(Data excerpts)
>> START
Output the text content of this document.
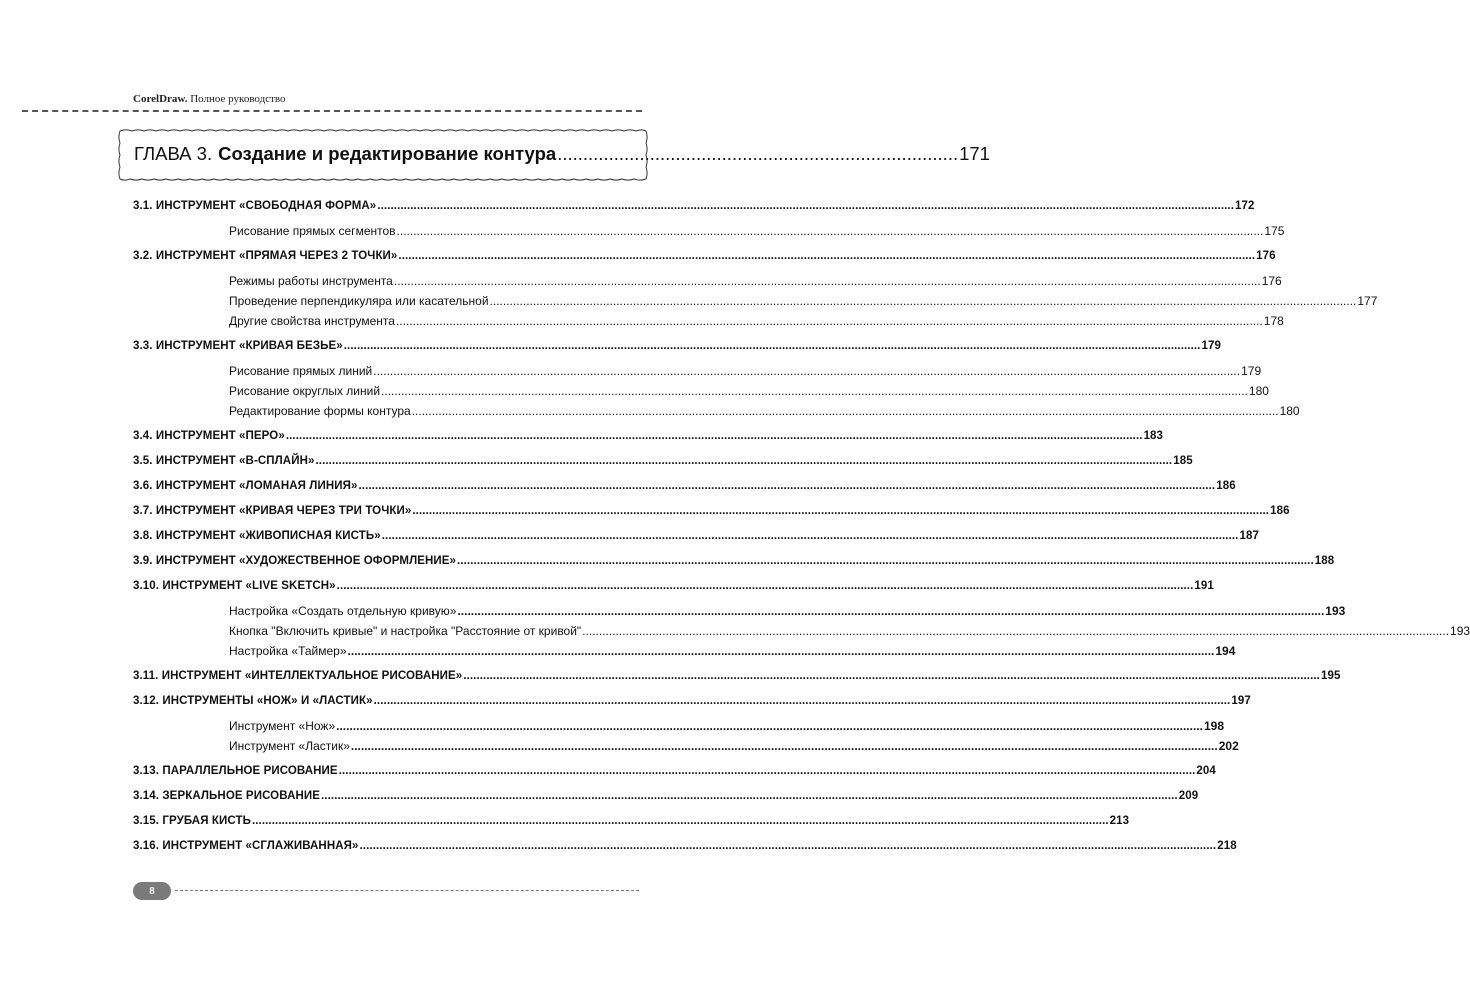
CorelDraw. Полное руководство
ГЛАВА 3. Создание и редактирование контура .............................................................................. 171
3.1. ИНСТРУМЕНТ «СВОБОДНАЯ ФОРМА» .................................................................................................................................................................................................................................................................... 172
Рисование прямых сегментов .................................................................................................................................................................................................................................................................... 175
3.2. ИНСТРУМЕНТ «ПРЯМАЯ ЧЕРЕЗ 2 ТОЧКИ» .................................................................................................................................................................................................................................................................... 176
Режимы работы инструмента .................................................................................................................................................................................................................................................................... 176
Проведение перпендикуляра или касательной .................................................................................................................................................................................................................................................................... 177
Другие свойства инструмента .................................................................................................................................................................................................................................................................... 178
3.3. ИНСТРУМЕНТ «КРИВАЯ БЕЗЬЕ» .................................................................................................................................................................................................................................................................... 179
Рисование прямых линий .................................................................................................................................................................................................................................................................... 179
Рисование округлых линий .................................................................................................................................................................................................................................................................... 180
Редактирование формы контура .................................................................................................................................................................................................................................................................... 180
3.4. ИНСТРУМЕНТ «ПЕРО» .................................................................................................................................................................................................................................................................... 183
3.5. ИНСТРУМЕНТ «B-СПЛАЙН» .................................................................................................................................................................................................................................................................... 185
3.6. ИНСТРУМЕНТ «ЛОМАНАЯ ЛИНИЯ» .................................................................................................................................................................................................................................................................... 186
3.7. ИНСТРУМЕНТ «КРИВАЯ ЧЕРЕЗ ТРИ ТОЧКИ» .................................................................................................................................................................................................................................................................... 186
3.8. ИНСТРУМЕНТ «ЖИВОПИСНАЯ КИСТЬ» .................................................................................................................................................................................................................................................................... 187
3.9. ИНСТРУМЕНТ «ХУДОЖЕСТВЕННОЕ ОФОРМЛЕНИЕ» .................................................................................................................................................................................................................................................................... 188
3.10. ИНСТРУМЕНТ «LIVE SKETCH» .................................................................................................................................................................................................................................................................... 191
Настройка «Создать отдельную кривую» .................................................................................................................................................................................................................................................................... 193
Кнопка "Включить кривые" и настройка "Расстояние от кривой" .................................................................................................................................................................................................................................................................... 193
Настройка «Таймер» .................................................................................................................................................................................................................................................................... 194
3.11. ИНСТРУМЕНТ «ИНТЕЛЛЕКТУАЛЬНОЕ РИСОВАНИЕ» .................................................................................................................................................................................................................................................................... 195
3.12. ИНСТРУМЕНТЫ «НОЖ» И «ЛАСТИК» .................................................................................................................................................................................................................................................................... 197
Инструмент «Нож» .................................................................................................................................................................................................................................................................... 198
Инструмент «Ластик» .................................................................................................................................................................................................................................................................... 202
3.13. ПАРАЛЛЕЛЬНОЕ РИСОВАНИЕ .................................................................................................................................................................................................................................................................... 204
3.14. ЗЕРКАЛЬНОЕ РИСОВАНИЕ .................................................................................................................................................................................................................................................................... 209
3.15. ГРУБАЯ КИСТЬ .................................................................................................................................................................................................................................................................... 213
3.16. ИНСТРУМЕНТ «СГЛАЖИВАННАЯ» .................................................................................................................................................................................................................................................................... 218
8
>> END
_What the exercise asks_: Copy every entry word for word, but omit the pictures.

_The completed task_:
Output the text content of this document.
CorelDraw. Полное руководство
ГЛАВА 3. Создание и редактирование контура .............................................................................. 171
3.1. ИНСТРУМЕНТ «СВОБОДНАЯ ФОРМА» .................................................................................................................................................................................................................................................................... 172
Рисование прямых сегментов .................................................................................................................................................................................................................................................................... 175
3.2. ИНСТРУМЕНТ «ПРЯМАЯ ЧЕРЕЗ 2 ТОЧКИ» .................................................................................................................................................................................................................................................................... 176
Режимы работы инструмента .................................................................................................................................................................................................................................................................... 176
Проведение перпендикуляра или касательной .................................................................................................................................................................................................................................................................... 177
Другие свойства инструмента .................................................................................................................................................................................................................................................................... 178
3.3. ИНСТРУМЕНТ «КРИВАЯ БЕЗЬЕ» .................................................................................................................................................................................................................................................................... 179
Рисование прямых линий .................................................................................................................................................................................................................................................................... 179
Рисование округлых линий .................................................................................................................................................................................................................................................................... 180
Редактирование формы контура .................................................................................................................................................................................................................................................................... 180
3.4. ИНСТРУМЕНТ «ПЕРО» .................................................................................................................................................................................................................................................................... 183
3.5. ИНСТРУМЕНТ «B-СПЛАЙН» .................................................................................................................................................................................................................................................................... 185
3.6. ИНСТРУМЕНТ «ЛОМАНАЯ ЛИНИЯ» .................................................................................................................................................................................................................................................................... 186
3.7. ИНСТРУМЕНТ «КРИВАЯ ЧЕРЕЗ ТРИ ТОЧКИ» .................................................................................................................................................................................................................................................................... 186
3.8. ИНСТРУМЕНТ «ЖИВОПИСНАЯ КИСТЬ» .................................................................................................................................................................................................................................................................... 187
3.9. ИНСТРУМЕНТ «ХУДОЖЕСТВЕННОЕ ОФОРМЛЕНИЕ» .................................................................................................................................................................................................................................................................... 188
3.10. ИНСТРУМЕНТ «LIVE SKETCH» .................................................................................................................................................................................................................................................................... 191
Настройка «Создать отдельную кривую» .................................................................................................................................................................................................................................................................... 193
Кнопка "Включить кривые" и настройка "Расстояние от кривой" .................................................................................................................................................................................................................................................................... 193
Настройка «Таймер» .................................................................................................................................................................................................................................................................... 194
3.11. ИНСТРУМЕНТ «ИНТЕЛЛЕКТУАЛЬНОЕ РИСОВАНИЕ» .................................................................................................................................................................................................................................................................... 195
3.12. ИНСТРУМЕНТЫ «НОЖ» И «ЛАСТИК» .................................................................................................................................................................................................................................................................... 197
Инструмент «Нож» .................................................................................................................................................................................................................................................................... 198
Инструмент «Ластик» .................................................................................................................................................................................................................................................................... 202
3.13. ПАРАЛЛЕЛЬНОЕ РИСОВАНИЕ .................................................................................................................................................................................................................................................................... 204
3.14. ЗЕРКАЛЬНОЕ РИСОВАНИЕ .................................................................................................................................................................................................................................................................... 209
3.15. ГРУБАЯ КИСТЬ .................................................................................................................................................................................................................................................................... 213
3.16. ИНСТРУМЕНТ «СГЛАЖИВАННАЯ» .................................................................................................................................................................................................................................................................... 218
8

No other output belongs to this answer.